*Directions for this task*
Transcribe the full listing below exactly.

(Stored records)
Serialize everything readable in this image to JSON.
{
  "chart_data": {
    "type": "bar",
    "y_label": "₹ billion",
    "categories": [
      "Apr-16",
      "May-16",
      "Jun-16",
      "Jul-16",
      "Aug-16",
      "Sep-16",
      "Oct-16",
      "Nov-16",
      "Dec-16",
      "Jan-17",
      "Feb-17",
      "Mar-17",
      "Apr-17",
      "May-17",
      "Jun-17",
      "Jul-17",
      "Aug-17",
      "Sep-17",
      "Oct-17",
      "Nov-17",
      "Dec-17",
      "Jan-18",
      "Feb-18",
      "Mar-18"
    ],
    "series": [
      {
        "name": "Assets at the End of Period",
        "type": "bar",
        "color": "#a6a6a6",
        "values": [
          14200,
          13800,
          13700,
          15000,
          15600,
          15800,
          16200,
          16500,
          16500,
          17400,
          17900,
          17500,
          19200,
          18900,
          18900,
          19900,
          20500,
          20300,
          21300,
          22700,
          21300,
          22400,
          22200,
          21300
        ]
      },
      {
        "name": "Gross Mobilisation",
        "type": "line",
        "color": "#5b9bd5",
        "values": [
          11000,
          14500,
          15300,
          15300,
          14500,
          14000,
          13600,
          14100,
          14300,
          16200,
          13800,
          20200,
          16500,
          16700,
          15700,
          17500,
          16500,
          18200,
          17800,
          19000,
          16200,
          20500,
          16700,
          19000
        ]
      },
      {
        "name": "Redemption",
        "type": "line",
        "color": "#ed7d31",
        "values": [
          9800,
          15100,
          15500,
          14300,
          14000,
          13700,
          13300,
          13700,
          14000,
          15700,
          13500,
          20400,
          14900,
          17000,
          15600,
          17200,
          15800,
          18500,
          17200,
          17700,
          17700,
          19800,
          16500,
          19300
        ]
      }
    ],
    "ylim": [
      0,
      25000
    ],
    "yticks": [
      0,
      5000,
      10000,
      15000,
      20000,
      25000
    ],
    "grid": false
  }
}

*Exercise answer*
Serialize everything readable in this image to JSON.
{
  "chart_data": {
    "type": "bar",
    "y_label": "₹ billion",
    "categories": [
      "Apr-16",
      "May-16",
      "Jun-16",
      "Jul-16",
      "Aug-16",
      "Sep-16",
      "Oct-16",
      "Nov-16",
      "Dec-16",
      "Jan-17",
      "Feb-17",
      "Mar-17",
      "Apr-17",
      "May-17",
      "Jun-17",
      "Jul-17",
      "Aug-17",
      "Sep-17",
      "Oct-17",
      "Nov-17",
      "Dec-17",
      "Jan-18",
      "Feb-18",
      "Mar-18"
    ],
    "series": [
      {
        "name": "Assets at the End of Period",
        "type": "bar",
        "color": "#a6a6a6",
        "values": [
          14200,
          13800,
          13700,
          15000,
          15600,
          15800,
          16200,
          16500,
          16500,
          17400,
          17900,
          17500,
          19200,
          18900,
          18900,
          19900,
          20500,
          20300,
          21300,
          22700,
          21300,
          22400,
          22200,
          21300
        ]
      },
      {
        "name": "Gross Mobilisation",
        "type": "line",
        "color": "#5b9bd5",
        "values": [
          11000,
          14500,
          15300,
          15300,
          14500,
          14000,
          13600,
          14100,
          14300,
          16200,
          13800,
          20200,
          16500,
          16700,
          15700,
          17500,
          16500,
          18200,
          17800,
          19000,
          16200,
          20500,
          16700,
          19000
        ]
      },
      {
        "name": "Redemption",
        "type": "line",
        "color": "#ed7d31",
        "values": [
          9800,
          15100,
          15500,
          14300,
          14000,
          13700,
          13300,
          13700,
          14000,
          15700,
          13500,
          20400,
          14900,
          17000,
          15600,
          17200,
          15800,
          18500,
          17200,
          17700,
          17700,
          19800,
          16500,
          19300
        ]
      }
    ],
    "ylim": [
      0,
      25000
    ],
    "yticks": [
      0,
      5000,
      10000,
      15000,
      20000,
      25000
    ],
    "grid": false
  }
}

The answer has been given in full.